■ REQUIREMENTS ■
Gather each line in the entries that includes the string "right".

** START OF DATASET ROWS **

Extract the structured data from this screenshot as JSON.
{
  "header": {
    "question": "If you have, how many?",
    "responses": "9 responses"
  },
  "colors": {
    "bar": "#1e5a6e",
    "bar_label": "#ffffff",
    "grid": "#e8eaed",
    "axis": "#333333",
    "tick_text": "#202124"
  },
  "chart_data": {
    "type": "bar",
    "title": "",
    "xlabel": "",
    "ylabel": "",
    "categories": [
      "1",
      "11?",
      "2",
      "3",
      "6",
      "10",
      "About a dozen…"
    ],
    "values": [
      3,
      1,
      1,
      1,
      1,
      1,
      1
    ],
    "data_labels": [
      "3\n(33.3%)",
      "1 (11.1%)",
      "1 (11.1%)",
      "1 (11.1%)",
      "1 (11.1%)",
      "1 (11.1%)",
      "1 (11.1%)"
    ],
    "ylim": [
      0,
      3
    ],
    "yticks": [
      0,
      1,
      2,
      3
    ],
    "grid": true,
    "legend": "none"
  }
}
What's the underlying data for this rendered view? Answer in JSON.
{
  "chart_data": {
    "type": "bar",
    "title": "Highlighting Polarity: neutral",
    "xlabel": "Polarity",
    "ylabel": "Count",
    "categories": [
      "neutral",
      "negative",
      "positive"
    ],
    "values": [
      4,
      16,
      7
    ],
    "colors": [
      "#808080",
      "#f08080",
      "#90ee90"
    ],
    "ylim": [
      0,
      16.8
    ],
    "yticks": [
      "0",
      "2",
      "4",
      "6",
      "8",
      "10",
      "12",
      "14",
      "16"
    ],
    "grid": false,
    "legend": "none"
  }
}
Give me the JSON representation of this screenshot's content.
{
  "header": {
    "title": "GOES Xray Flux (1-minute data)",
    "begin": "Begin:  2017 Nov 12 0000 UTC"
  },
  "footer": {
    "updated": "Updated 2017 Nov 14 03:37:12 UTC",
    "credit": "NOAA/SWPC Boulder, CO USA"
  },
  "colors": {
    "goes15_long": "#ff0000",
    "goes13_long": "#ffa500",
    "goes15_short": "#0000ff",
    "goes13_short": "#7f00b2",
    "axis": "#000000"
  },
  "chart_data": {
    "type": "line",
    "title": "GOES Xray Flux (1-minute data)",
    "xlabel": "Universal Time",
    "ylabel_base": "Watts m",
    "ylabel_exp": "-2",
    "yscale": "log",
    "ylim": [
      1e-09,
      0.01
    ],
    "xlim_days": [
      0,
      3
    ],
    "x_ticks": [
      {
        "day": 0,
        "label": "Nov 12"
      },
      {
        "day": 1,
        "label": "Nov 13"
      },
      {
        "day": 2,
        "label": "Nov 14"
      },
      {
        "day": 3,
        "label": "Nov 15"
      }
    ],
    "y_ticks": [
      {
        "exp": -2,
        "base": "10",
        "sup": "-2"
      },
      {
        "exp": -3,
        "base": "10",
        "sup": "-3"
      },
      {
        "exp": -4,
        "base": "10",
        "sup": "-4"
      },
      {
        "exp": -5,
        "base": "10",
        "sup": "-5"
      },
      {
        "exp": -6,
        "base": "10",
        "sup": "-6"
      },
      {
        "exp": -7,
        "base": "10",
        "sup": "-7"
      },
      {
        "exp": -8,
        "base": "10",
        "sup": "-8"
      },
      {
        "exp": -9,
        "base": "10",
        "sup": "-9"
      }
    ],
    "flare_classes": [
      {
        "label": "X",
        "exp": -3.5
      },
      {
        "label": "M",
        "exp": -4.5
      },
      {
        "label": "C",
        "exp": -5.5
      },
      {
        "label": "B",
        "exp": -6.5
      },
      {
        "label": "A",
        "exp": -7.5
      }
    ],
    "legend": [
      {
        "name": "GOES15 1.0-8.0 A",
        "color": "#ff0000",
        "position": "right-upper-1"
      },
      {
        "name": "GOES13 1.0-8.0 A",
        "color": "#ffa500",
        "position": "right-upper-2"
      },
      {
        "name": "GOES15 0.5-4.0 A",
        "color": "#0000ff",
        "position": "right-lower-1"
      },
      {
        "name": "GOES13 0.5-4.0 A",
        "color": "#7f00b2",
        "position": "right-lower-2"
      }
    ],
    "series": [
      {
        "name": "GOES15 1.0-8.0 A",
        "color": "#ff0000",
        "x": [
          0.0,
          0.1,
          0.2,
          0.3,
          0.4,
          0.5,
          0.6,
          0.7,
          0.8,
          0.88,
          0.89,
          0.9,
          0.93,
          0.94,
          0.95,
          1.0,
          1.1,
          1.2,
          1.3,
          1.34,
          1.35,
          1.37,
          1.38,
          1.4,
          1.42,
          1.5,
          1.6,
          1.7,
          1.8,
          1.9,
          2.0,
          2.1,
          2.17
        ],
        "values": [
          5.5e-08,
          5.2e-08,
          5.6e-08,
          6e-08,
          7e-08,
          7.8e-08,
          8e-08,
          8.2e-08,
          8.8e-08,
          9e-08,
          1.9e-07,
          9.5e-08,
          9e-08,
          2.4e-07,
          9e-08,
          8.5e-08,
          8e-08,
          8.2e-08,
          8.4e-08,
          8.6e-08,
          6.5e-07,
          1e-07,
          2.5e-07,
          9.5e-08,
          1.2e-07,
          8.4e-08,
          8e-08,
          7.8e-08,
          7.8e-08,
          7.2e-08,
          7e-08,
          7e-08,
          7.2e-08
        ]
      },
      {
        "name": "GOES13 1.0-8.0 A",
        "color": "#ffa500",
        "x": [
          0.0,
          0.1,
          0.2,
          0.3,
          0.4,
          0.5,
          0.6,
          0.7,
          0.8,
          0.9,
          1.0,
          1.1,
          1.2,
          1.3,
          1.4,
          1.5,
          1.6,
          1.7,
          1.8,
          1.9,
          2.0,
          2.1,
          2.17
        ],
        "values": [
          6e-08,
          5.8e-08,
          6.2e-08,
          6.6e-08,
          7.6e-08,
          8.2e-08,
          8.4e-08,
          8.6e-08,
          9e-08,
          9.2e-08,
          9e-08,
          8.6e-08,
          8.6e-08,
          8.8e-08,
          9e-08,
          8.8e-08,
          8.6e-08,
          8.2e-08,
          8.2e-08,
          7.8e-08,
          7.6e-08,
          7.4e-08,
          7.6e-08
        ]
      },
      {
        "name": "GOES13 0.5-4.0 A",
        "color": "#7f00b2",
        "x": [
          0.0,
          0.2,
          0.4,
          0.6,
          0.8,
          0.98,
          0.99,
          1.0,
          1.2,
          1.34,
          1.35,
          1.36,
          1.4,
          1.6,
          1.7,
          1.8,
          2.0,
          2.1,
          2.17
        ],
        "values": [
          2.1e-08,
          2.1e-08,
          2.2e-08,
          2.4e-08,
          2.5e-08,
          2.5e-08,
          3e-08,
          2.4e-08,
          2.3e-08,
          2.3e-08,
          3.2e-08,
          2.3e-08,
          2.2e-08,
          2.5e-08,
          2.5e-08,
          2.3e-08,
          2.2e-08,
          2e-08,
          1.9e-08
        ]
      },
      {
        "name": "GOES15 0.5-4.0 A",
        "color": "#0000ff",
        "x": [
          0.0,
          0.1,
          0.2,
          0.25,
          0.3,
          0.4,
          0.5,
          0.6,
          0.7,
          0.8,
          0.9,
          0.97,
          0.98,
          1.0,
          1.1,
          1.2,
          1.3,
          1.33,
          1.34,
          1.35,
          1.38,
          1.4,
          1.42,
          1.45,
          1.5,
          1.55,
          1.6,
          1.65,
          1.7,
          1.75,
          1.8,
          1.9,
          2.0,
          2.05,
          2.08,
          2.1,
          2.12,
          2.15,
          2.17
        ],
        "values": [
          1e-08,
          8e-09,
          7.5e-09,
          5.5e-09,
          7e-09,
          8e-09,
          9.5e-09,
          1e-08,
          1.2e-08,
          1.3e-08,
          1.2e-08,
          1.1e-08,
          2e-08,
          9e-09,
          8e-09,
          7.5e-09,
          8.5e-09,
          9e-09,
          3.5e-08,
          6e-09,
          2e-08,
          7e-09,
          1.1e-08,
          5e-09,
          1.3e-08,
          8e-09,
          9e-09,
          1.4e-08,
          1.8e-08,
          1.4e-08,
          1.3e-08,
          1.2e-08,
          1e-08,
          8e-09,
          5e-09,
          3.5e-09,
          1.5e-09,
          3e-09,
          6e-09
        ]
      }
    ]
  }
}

** END OF DATASET ROWS **

■ TASK RESULT ■
        "position": "right-upper-1"
        "position": "right-upper-2"
        "position": "right-lower-1"
        "position": "right-lower-2"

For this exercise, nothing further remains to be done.